INSTRUCTIONS FOR THE TASK: Below is a listing to transcribe in full and exactly; keep the pictures out.

====== MATERIAL TO PROCESS ======

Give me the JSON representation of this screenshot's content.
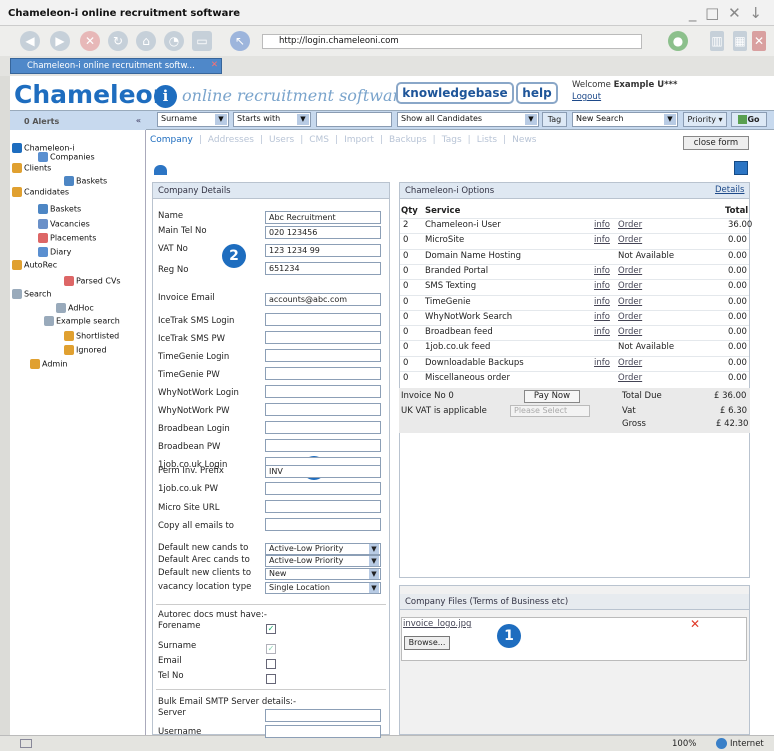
{
  "window": {
    "title": "Chameleon-i online recruitment software"
  },
  "browser": {
    "url": "http://login.chameleoni.com",
    "tab_label": "Chameleon-i online recruitment softw...",
    "zoom": "100%",
    "zone": "Internet"
  },
  "header": {
    "logo": "Chameleon",
    "logo_mark": "i",
    "tagline": "online recruitment software",
    "knowledgebase": "knowledgebase",
    "help": "help",
    "welcome_prefix": "Welcome ",
    "welcome_user": "Example U***",
    "logout": "Logout"
  },
  "toolbar": {
    "alerts": "0 Alerts",
    "field": "Surname",
    "operator": "Starts with",
    "search_value": "",
    "filter": "Show all Candidates",
    "tag": "Tag",
    "new_search": "New Search",
    "priority": "Priority",
    "go": "Go"
  },
  "sidebar": {
    "items": [
      {
        "label": "Chameleon-i"
      },
      {
        "label": "Companies"
      },
      {
        "label": "Clients"
      },
      {
        "label": "Baskets"
      },
      {
        "label": "Candidates"
      },
      {
        "label": "Baskets"
      },
      {
        "label": "Vacancies"
      },
      {
        "label": "Placements"
      },
      {
        "label": "Diary"
      },
      {
        "label": "AutoRec"
      },
      {
        "label": "Parsed CVs"
      },
      {
        "label": "Search"
      },
      {
        "label": "AdHoc"
      },
      {
        "label": "Example search"
      },
      {
        "label": "Shortlisted"
      },
      {
        "label": "Ignored"
      },
      {
        "label": "Admin"
      }
    ]
  },
  "subnav": {
    "tabs": [
      "Company",
      "Addresses",
      "Users",
      "CMS",
      "Import",
      "Backups",
      "Tags",
      "Lists",
      "News"
    ],
    "close_form": "close form"
  },
  "company": {
    "heading": "Company Details",
    "fields": [
      {
        "label": "Name",
        "value": "Abc Recruitment"
      },
      {
        "label": "Main Tel No",
        "value": "020 123456"
      },
      {
        "label": "VAT No",
        "value": "123 1234 99"
      },
      {
        "label": "Reg No",
        "value": "651234"
      },
      {
        "label": "Invoice Email",
        "value": "accounts@abc.com"
      },
      {
        "label": "IceTrak SMS Login",
        "value": ""
      },
      {
        "label": "IceTrak SMS PW",
        "value": ""
      },
      {
        "label": "TimeGenie Login",
        "value": ""
      },
      {
        "label": "TimeGenie PW",
        "value": ""
      },
      {
        "label": "WhyNotWork Login",
        "value": ""
      },
      {
        "label": "WhyNotWork PW",
        "value": ""
      },
      {
        "label": "Broadbean Login",
        "value": ""
      },
      {
        "label": "Broadbean PW",
        "value": ""
      },
      {
        "label": "1job.co.uk Login",
        "value": ""
      },
      {
        "label": "Perm Inv. Prefix",
        "value": "INV"
      },
      {
        "label": "1job.co.uk PW",
        "value": ""
      },
      {
        "label": "Micro Site URL",
        "value": ""
      },
      {
        "label": "Copy all emails to",
        "value": ""
      }
    ],
    "defaults": [
      {
        "label": "Default new cands to",
        "value": "Active-Low Priority"
      },
      {
        "label": "Default Arec cands to",
        "value": "Active-Low Priority"
      },
      {
        "label": "Default new clients to",
        "value": "New"
      },
      {
        "label": "vacancy location type",
        "value": "Single Location"
      }
    ],
    "autorec_heading": "Autorec docs must have:-",
    "autorec": [
      {
        "label": "Forename",
        "checked": true
      },
      {
        "label": "Surname",
        "checked": true
      },
      {
        "label": "Email",
        "checked": false
      },
      {
        "label": "Tel No",
        "checked": false
      }
    ],
    "smtp_heading": "Bulk Email SMTP Server details:-",
    "smtp": [
      {
        "label": "Server"
      },
      {
        "label": "Username"
      }
    ]
  },
  "options": {
    "heading": "Chameleon-i Options",
    "details": "Details",
    "col_qty": "Qty",
    "col_service": "Service",
    "col_total": "Total",
    "rows": [
      {
        "qty": "2",
        "service": "Chameleon-i User",
        "info": "info",
        "action": "Order",
        "total": "36.00"
      },
      {
        "qty": "0",
        "service": "MicroSite",
        "info": "info",
        "action": "Order",
        "total": "0.00"
      },
      {
        "qty": "0",
        "service": "Domain Name Hosting",
        "info": "",
        "action": "Not Available",
        "total": "0.00"
      },
      {
        "qty": "0",
        "service": "Branded Portal",
        "info": "info",
        "action": "Order",
        "total": "0.00"
      },
      {
        "qty": "0",
        "service": "SMS Texting",
        "info": "info",
        "action": "Order",
        "total": "0.00"
      },
      {
        "qty": "0",
        "service": "TimeGenie",
        "info": "info",
        "action": "Order",
        "total": "0.00"
      },
      {
        "qty": "0",
        "service": "WhyNotWork Search",
        "info": "info",
        "action": "Order",
        "total": "0.00"
      },
      {
        "qty": "0",
        "service": "Broadbean feed",
        "info": "info",
        "action": "Order",
        "total": "0.00"
      },
      {
        "qty": "0",
        "service": "1job.co.uk feed",
        "info": "",
        "action": "Not Available",
        "total": "0.00"
      },
      {
        "qty": "0",
        "service": "Downloadable Backups",
        "info": "info",
        "action": "Order",
        "total": "0.00"
      },
      {
        "qty": "0",
        "service": "Miscellaneous order",
        "info": "",
        "action": "Order",
        "total": "0.00"
      }
    ],
    "invoice_no": "Invoice No 0",
    "pay_now": "Pay Now",
    "total_due_label": "Total Due",
    "total_due": "£ 36.00",
    "vat_question": "UK VAT is applicable",
    "vat_select": "Please Select",
    "vat_label": "Vat",
    "vat": "£ 6.30",
    "gross_label": "Gross",
    "gross": "£ 42.30"
  },
  "files": {
    "heading": "Company Files (Terms of Business etc)",
    "file": "invoice_logo.jpg",
    "browse": "Browse..."
  },
  "callouts": [
    "1",
    "2",
    "3"
  ],
  "colors": {
    "brand": "#1e6dbf",
    "toolbar": "#c7d9ee"
  }
}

======

WRITTEN SOLUTION:
Give me the JSON representation of this screenshot's content.
{
  "window": {
    "title": "Chameleon-i online recruitment software"
  },
  "browser": {
    "url": "http://login.chameleoni.com",
    "tab_label": "Chameleon-i online recruitment softw...",
    "zoom": "100%",
    "zone": "Internet"
  },
  "header": {
    "logo": "Chameleon",
    "logo_mark": "i",
    "tagline": "online recruitment software",
    "knowledgebase": "knowledgebase",
    "help": "help",
    "welcome_prefix": "Welcome ",
    "welcome_user": "Example U***",
    "logout": "Logout"
  },
  "toolbar": {
    "alerts": "0 Alerts",
    "field": "Surname",
    "operator": "Starts with",
    "search_value": "",
    "filter": "Show all Candidates",
    "tag": "Tag",
    "new_search": "New Search",
    "priority": "Priority",
    "go": "Go"
  },
  "sidebar": {
    "items": [
      {
        "label": "Chameleon-i"
      },
      {
        "label": "Companies"
      },
      {
        "label": "Clients"
      },
      {
        "label": "Baskets"
      },
      {
        "label": "Candidates"
      },
      {
        "label": "Baskets"
      },
      {
        "label": "Vacancies"
      },
      {
        "label": "Placements"
      },
      {
        "label": "Diary"
      },
      {
        "label": "AutoRec"
      },
      {
        "label": "Parsed CVs"
      },
      {
        "label": "Search"
      },
      {
        "label": "AdHoc"
      },
      {
        "label": "Example search"
      },
      {
        "label": "Shortlisted"
      },
      {
        "label": "Ignored"
      },
      {
        "label": "Admin"
      }
    ]
  },
  "subnav": {
    "tabs": [
      "Company",
      "Addresses",
      "Users",
      "CMS",
      "Import",
      "Backups",
      "Tags",
      "Lists",
      "News"
    ],
    "close_form": "close form"
  },
  "company": {
    "heading": "Company Details",
    "fields": [
      {
        "label": "Name",
        "value": "Abc Recruitment"
      },
      {
        "label": "Main Tel No",
        "value": "020 123456"
      },
      {
        "label": "VAT No",
        "value": "123 1234 99"
      },
      {
        "label": "Reg No",
        "value": "651234"
      },
      {
        "label": "Invoice Email",
        "value": "accounts@abc.com"
      },
      {
        "label": "IceTrak SMS Login",
        "value": ""
      },
      {
        "label": "IceTrak SMS PW",
        "value": ""
      },
      {
        "label": "TimeGenie Login",
        "value": ""
      },
      {
        "label": "TimeGenie PW",
        "value": ""
      },
      {
        "label": "WhyNotWork Login",
        "value": ""
      },
      {
        "label": "WhyNotWork PW",
        "value": ""
      },
      {
        "label": "Broadbean Login",
        "value": ""
      },
      {
        "label": "Broadbean PW",
        "value": ""
      },
      {
        "label": "1job.co.uk Login",
        "value": ""
      },
      {
        "label": "Perm Inv. Prefix",
        "value": "INV"
      },
      {
        "label": "1job.co.uk PW",
        "value": ""
      },
      {
        "label": "Micro Site URL",
        "value": ""
      },
      {
        "label": "Copy all emails to",
        "value": ""
      }
    ],
    "defaults": [
      {
        "label": "Default new cands to",
        "value": "Active-Low Priority"
      },
      {
        "label": "Default Arec cands to",
        "value": "Active-Low Priority"
      },
      {
        "label": "Default new clients to",
        "value": "New"
      },
      {
        "label": "vacancy location type",
        "value": "Single Location"
      }
    ],
    "autorec_heading": "Autorec docs must have:-",
    "autorec": [
      {
        "label": "Forename",
        "checked": true
      },
      {
        "label": "Surname",
        "checked": true
      },
      {
        "label": "Email",
        "checked": false
      },
      {
        "label": "Tel No",
        "checked": false
      }
    ],
    "smtp_heading": "Bulk Email SMTP Server details:-",
    "smtp": [
      {
        "label": "Server"
      },
      {
        "label": "Username"
      }
    ]
  },
  "options": {
    "heading": "Chameleon-i Options",
    "details": "Details",
    "col_qty": "Qty",
    "col_service": "Service",
    "col_total": "Total",
    "rows": [
      {
        "qty": "2",
        "service": "Chameleon-i User",
        "info": "info",
        "action": "Order",
        "total": "36.00"
      },
      {
        "qty": "0",
        "service": "MicroSite",
        "info": "info",
        "action": "Order",
        "total": "0.00"
      },
      {
        "qty": "0",
        "service": "Domain Name Hosting",
        "info": "",
        "action": "Not Available",
        "total": "0.00"
      },
      {
        "qty": "0",
        "service": "Branded Portal",
        "info": "info",
        "action": "Order",
        "total": "0.00"
      },
      {
        "qty": "0",
        "service": "SMS Texting",
        "info": "info",
        "action": "Order",
        "total": "0.00"
      },
      {
        "qty": "0",
        "service": "TimeGenie",
        "info": "info",
        "action": "Order",
        "total": "0.00"
      },
      {
        "qty": "0",
        "service": "WhyNotWork Search",
        "info": "info",
        "action": "Order",
        "total": "0.00"
      },
      {
        "qty": "0",
        "service": "Broadbean feed",
        "info": "info",
        "action": "Order",
        "total": "0.00"
      },
      {
        "qty": "0",
        "service": "1job.co.uk feed",
        "info": "",
        "action": "Not Available",
        "total": "0.00"
      },
      {
        "qty": "0",
        "service": "Downloadable Backups",
        "info": "info",
        "action": "Order",
        "total": "0.00"
      },
      {
        "qty": "0",
        "service": "Miscellaneous order",
        "info": "",
        "action": "Order",
        "total": "0.00"
      }
    ],
    "invoice_no": "Invoice No 0",
    "pay_now": "Pay Now",
    "total_due_label": "Total Due",
    "total_due": "£ 36.00",
    "vat_question": "UK VAT is applicable",
    "vat_select": "Please Select",
    "vat_label": "Vat",
    "vat": "£ 6.30",
    "gross_label": "Gross",
    "gross": "£ 42.30"
  },
  "files": {
    "heading": "Company Files (Terms of Business etc)",
    "file": "invoice_logo.jpg",
    "browse": "Browse..."
  },
  "callouts": [
    "1",
    "2",
    "3"
  ],
  "colors": {
    "brand": "#1e6dbf",
    "toolbar": "#c7d9ee"
  }
}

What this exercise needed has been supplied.